Collected data

····················

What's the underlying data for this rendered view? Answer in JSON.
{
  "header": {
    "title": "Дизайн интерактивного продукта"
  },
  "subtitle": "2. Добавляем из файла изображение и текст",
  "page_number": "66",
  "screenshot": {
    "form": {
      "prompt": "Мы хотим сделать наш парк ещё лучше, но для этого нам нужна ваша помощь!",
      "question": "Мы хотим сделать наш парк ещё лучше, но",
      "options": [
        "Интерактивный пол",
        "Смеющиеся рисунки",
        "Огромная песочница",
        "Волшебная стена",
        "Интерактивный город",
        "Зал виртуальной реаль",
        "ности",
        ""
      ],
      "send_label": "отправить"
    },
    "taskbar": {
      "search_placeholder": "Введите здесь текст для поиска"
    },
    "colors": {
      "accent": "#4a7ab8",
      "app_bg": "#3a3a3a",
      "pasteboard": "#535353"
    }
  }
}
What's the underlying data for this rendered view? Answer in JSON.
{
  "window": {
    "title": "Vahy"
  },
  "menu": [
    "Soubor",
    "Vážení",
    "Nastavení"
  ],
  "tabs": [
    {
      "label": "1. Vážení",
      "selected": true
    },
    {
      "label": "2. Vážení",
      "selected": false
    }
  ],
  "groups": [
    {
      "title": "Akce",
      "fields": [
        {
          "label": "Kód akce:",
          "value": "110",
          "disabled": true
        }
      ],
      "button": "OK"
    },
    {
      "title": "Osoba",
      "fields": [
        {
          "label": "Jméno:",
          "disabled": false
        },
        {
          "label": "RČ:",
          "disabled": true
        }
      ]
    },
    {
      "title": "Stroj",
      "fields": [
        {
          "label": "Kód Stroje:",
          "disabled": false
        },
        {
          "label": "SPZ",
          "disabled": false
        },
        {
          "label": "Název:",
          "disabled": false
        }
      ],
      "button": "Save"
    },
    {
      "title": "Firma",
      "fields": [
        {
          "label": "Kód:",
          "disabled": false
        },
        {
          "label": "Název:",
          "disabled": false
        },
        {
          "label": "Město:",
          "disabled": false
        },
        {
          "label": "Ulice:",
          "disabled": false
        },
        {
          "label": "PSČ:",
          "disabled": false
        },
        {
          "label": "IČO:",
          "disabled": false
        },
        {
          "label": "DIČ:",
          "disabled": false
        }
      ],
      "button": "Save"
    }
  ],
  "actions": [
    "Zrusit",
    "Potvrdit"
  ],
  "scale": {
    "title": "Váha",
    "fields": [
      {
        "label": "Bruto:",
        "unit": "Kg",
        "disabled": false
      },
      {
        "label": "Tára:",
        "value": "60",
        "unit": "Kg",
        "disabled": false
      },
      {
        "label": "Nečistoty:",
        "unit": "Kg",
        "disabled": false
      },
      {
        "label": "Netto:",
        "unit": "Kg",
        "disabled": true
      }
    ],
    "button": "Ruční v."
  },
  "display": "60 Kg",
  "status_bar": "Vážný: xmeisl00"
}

····················

All of the entries need to be reproduced exactly; please write them out.

What's the underlying data for this rendered view? Answer in JSON.
{
  "header": {
    "title": "Дизайн интерактивного продукта"
  },
  "subtitle": "2. Добавляем из файла изображение и текст",
  "page_number": "66",
  "screenshot": {
    "form": {
      "prompt": "Мы хотим сделать наш парк ещё лучше, но для этого нам нужна ваша помощь!",
      "question": "Мы хотим сделать наш парк ещё лучше, но",
      "options": [
        "Интерактивный пол",
        "Смеющиеся рисунки",
        "Огромная песочница",
        "Волшебная стена",
        "Интерактивный город",
        "Зал виртуальной реаль",
        "ности",
        ""
      ],
      "send_label": "отправить"
    },
    "taskbar": {
      "search_placeholder": "Введите здесь текст для поиска"
    },
    "colors": {
      "accent": "#4a7ab8",
      "app_bg": "#3a3a3a",
      "pasteboard": "#535353"
    }
  }
}
What's the underlying data for this rendered view? Answer in JSON.
{
  "window": {
    "title": "Vahy"
  },
  "menu": [
    "Soubor",
    "Vážení",
    "Nastavení"
  ],
  "tabs": [
    {
      "label": "1. Vážení",
      "selected": true
    },
    {
      "label": "2. Vážení",
      "selected": false
    }
  ],
  "groups": [
    {
      "title": "Akce",
      "fields": [
        {
          "label": "Kód akce:",
          "value": "110",
          "disabled": true
        }
      ],
      "button": "OK"
    },
    {
      "title": "Osoba",
      "fields": [
        {
          "label": "Jméno:",
          "disabled": false
        },
        {
          "label": "RČ:",
          "disabled": true
        }
      ]
    },
    {
      "title": "Stroj",
      "fields": [
        {
          "label": "Kód Stroje:",
          "disabled": false
        },
        {
          "label": "SPZ",
          "disabled": false
        },
        {
          "label": "Název:",
          "disabled": false
        }
      ],
      "button": "Save"
    },
    {
      "title": "Firma",
      "fields": [
        {
          "label": "Kód:",
          "disabled": false
        },
        {
          "label": "Název:",
          "disabled": false
        },
        {
          "label": "Město:",
          "disabled": false
        },
        {
          "label": "Ulice:",
          "disabled": false
        },
        {
          "label": "PSČ:",
          "disabled": false
        },
        {
          "label": "IČO:",
          "disabled": false
        },
        {
          "label": "DIČ:",
          "disabled": false
        }
      ],
      "button": "Save"
    }
  ],
  "actions": [
    "Zrusit",
    "Potvrdit"
  ],
  "scale": {
    "title": "Váha",
    "fields": [
      {
        "label": "Bruto:",
        "unit": "Kg",
        "disabled": false
      },
      {
        "label": "Tára:",
        "value": "60",
        "unit": "Kg",
        "disabled": false
      },
      {
        "label": "Nečistoty:",
        "unit": "Kg",
        "disabled": false
      },
      {
        "label": "Netto:",
        "unit": "Kg",
        "disabled": true
      }
    ],
    "button": "Ruční v."
  },
  "display": "60 Kg",
  "status_bar": "Vážný: xmeisl00"
}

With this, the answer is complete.